Drop the pictures, then extract the listing word for word.

§ **Listed records**:
(begin)

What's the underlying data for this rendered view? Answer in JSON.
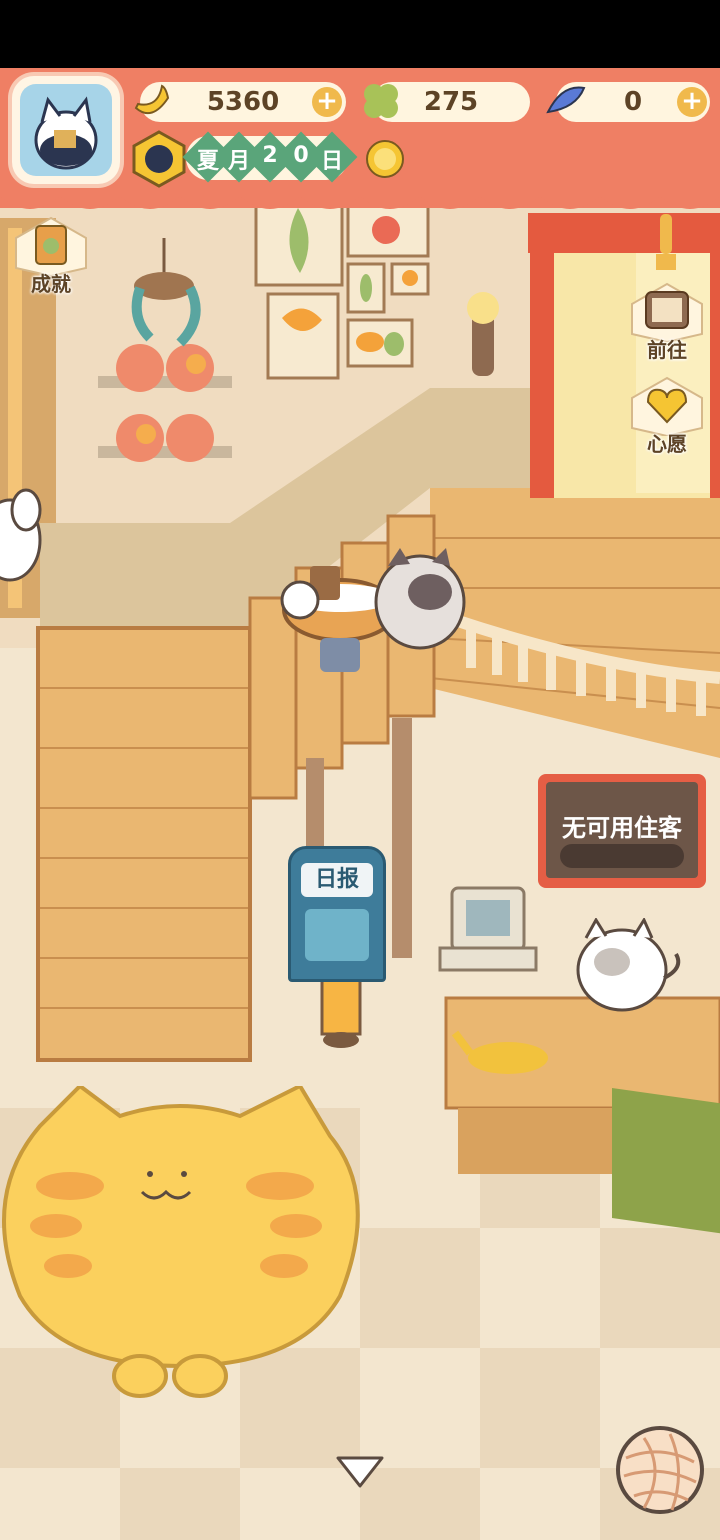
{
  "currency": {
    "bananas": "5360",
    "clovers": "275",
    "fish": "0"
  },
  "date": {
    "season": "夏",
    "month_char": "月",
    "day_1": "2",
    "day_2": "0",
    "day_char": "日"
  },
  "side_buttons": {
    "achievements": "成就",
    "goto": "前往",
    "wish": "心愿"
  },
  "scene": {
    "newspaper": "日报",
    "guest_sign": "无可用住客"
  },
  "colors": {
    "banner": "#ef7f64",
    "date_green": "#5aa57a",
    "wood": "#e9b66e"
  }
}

(end)

§ **Answer to the task**:
What's the underlying data for this rendered view? Answer in JSON.
{
  "currency": {
    "bananas": "5360",
    "clovers": "275",
    "fish": "0"
  },
  "date": {
    "season": "夏",
    "month_char": "月",
    "day_1": "2",
    "day_2": "0",
    "day_char": "日"
  },
  "side_buttons": {
    "achievements": "成就",
    "goto": "前往",
    "wish": "心愿"
  },
  "scene": {
    "newspaper": "日报",
    "guest_sign": "无可用住客"
  },
  "colors": {
    "banner": "#ef7f64",
    "date_green": "#5aa57a",
    "wood": "#e9b66e"
  }
}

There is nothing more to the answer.